What this task involves =>
Pull out every line below that contains the word "content".

Source records =>
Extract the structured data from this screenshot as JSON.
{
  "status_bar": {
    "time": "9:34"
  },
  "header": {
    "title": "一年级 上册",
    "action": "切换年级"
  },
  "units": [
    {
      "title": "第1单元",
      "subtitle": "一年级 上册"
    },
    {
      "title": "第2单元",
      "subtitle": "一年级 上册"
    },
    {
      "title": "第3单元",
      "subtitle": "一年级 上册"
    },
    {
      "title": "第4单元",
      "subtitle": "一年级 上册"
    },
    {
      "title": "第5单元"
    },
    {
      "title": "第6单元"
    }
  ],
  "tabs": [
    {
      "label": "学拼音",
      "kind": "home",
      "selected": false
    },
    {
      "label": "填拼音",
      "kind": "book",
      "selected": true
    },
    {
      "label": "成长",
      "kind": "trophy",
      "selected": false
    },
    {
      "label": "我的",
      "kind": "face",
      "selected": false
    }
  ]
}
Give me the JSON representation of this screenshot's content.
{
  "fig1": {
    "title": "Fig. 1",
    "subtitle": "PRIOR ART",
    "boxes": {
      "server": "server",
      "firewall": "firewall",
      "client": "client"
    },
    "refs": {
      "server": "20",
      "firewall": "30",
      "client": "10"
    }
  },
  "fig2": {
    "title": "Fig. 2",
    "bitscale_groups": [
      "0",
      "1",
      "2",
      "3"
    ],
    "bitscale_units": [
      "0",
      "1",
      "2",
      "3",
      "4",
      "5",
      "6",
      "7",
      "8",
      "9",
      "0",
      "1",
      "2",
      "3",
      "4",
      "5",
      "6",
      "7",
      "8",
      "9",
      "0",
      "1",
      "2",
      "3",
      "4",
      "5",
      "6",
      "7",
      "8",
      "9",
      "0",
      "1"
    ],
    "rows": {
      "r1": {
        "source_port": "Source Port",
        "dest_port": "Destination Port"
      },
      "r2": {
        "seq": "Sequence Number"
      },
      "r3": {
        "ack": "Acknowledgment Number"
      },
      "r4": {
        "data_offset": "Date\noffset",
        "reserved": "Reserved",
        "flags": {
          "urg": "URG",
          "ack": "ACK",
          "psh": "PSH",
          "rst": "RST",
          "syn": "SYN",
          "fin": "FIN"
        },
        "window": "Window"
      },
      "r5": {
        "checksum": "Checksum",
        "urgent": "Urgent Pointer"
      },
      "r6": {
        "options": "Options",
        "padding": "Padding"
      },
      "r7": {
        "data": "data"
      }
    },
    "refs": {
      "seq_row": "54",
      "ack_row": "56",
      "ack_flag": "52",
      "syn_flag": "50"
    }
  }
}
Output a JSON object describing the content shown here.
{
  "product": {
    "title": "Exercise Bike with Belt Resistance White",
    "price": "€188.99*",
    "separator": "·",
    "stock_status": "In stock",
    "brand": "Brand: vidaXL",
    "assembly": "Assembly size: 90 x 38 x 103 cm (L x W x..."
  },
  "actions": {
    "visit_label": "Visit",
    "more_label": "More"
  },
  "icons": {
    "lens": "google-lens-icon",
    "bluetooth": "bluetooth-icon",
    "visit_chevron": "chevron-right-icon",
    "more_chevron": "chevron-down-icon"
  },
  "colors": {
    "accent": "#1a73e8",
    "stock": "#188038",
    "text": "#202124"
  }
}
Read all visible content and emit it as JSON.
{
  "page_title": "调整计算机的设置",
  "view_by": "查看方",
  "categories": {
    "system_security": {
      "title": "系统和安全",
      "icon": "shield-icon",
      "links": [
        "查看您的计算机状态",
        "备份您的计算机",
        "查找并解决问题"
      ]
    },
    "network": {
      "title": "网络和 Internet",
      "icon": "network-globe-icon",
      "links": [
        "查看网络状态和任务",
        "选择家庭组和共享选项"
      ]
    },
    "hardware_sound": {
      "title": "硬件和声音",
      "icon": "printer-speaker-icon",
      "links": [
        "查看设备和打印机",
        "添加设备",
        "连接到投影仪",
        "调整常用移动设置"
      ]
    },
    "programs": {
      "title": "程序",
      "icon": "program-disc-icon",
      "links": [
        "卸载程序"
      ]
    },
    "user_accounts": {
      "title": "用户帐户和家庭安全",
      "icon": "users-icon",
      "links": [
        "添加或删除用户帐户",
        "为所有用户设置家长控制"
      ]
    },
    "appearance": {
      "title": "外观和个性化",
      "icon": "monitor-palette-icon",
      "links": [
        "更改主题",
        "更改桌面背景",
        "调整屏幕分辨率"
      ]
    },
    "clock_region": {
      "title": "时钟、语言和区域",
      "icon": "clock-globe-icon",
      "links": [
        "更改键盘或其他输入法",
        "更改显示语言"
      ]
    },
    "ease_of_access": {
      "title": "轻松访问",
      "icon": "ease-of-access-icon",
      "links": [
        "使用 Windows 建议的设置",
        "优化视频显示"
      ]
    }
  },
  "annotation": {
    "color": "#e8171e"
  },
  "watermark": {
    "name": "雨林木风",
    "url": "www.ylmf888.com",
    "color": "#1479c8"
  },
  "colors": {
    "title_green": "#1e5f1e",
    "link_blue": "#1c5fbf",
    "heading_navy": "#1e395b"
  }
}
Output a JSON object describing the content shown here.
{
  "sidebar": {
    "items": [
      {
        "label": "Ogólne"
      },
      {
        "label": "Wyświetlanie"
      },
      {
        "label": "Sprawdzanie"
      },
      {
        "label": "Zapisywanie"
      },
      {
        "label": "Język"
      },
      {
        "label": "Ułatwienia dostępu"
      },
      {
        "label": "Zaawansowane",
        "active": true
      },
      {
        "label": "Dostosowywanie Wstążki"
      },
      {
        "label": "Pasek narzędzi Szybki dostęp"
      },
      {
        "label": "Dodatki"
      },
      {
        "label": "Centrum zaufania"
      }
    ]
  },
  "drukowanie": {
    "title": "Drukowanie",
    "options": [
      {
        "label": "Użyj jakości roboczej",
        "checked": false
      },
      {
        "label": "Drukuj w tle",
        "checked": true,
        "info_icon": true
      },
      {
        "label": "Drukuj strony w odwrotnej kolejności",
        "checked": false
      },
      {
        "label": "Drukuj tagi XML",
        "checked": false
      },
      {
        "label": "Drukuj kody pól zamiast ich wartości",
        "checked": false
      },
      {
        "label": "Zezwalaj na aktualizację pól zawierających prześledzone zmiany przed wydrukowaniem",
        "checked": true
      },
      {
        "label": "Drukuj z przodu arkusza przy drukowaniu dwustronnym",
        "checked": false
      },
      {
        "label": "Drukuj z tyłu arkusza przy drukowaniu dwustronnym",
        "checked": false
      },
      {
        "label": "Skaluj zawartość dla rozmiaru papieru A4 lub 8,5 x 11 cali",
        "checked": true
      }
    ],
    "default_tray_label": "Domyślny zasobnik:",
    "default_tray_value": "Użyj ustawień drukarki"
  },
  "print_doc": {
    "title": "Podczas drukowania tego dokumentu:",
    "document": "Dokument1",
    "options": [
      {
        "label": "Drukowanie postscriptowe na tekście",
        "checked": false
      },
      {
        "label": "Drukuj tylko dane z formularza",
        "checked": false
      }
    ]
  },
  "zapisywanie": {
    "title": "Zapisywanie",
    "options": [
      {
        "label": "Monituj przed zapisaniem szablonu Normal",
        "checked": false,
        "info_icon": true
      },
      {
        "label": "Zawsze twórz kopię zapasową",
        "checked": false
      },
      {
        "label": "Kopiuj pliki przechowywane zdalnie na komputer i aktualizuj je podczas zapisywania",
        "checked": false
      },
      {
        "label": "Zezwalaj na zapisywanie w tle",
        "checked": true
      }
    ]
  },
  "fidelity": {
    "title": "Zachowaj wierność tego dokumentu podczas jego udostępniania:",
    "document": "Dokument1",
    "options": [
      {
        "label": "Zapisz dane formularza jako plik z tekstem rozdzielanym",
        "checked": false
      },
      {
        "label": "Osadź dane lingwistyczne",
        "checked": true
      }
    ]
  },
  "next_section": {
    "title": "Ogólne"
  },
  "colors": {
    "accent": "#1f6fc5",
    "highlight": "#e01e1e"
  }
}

Expected output =>
Give me the JSON representation of this screenshot's content.
Output a JSON object describing the content shown here.
Read all visible content and emit it as JSON.
Output a JSON object describing the content shown here.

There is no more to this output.